What the task requires: Isolate every line in the data with the string "几条线段" and copy it.

Material supplied:
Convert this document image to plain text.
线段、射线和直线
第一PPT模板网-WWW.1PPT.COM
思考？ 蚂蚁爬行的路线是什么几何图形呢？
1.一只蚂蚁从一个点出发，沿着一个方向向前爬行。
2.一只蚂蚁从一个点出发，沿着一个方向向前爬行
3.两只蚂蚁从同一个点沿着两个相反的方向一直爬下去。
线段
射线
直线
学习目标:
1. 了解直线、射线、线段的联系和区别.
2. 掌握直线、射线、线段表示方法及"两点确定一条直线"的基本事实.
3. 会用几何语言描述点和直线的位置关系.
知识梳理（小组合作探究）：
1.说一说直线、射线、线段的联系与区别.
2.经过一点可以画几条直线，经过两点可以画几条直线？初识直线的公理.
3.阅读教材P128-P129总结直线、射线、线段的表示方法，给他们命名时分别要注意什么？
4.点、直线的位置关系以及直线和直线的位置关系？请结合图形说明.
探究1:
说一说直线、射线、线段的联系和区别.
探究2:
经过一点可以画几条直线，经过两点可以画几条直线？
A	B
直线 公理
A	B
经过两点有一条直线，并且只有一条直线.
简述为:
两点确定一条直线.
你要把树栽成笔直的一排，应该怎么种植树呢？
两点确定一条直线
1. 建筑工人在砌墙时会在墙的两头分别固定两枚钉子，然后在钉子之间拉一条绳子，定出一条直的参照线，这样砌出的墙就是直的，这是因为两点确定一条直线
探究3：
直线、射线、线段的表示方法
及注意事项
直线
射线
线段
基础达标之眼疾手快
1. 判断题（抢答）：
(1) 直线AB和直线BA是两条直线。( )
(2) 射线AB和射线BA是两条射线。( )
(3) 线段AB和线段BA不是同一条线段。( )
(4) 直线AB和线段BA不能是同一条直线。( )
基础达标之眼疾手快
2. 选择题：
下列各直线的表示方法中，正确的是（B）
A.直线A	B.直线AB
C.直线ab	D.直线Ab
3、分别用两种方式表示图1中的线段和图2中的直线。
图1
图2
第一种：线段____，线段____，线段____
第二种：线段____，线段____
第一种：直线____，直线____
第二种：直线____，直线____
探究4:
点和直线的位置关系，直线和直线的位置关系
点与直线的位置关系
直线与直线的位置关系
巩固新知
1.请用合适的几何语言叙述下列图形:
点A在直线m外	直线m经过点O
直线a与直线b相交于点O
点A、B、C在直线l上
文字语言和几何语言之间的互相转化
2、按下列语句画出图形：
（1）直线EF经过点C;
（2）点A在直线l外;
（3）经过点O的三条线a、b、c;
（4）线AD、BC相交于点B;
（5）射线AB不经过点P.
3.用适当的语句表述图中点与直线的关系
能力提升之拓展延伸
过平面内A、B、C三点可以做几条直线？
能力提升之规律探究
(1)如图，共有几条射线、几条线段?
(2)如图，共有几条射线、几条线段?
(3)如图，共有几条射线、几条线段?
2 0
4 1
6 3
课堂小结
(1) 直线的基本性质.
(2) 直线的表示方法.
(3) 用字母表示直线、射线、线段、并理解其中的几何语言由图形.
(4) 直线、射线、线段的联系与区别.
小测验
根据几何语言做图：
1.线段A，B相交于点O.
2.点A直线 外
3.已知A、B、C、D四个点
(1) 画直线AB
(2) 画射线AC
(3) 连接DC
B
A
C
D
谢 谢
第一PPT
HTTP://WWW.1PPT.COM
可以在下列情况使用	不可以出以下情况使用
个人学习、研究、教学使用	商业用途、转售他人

Reply to the task:
(1)如图，共有几条射线、几条线段?
(2)如图，共有几条射线、几条线段?
(3)如图，共有几条射线、几条线段?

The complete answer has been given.